* Problem requirements: Report the number of lines containing "与粉丝亲密互动", with no other words.

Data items
=-=-=

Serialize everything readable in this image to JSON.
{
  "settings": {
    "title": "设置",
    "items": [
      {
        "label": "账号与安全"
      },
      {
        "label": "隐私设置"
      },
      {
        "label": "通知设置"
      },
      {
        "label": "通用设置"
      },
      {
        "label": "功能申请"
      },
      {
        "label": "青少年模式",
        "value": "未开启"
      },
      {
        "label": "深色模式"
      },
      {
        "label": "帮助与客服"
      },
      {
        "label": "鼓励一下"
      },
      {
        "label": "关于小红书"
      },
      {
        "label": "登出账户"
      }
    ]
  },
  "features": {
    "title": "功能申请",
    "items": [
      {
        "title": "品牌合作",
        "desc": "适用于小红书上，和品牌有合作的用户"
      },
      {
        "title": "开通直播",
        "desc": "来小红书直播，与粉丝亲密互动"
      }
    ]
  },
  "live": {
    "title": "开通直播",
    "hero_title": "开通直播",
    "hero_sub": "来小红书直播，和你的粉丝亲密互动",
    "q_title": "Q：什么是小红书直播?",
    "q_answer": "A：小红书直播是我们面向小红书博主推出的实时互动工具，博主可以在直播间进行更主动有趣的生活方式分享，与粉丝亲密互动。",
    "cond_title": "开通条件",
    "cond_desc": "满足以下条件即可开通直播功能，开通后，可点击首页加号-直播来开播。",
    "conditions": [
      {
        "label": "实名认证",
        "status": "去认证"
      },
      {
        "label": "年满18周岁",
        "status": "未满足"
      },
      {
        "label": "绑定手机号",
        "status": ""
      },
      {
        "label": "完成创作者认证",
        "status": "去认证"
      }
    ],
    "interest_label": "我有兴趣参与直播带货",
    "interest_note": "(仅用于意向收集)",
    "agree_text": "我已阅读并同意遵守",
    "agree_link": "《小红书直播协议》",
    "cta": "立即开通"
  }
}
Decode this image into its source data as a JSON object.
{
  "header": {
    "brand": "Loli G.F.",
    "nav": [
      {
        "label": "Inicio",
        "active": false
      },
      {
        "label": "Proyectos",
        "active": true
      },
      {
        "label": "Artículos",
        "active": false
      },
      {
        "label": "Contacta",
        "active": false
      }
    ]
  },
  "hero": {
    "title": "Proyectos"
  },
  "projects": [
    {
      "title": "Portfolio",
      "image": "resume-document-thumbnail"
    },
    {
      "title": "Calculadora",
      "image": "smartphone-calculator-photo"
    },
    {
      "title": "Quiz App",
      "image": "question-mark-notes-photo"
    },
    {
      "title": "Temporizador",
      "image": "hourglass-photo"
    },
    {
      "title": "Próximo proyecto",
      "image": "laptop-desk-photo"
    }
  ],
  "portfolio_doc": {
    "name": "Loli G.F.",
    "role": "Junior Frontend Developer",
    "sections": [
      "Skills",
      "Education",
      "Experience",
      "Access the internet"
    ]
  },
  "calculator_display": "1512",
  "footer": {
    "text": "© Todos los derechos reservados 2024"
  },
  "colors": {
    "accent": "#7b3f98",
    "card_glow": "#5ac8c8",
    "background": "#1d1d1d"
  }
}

=-=-=

* The completed task: 2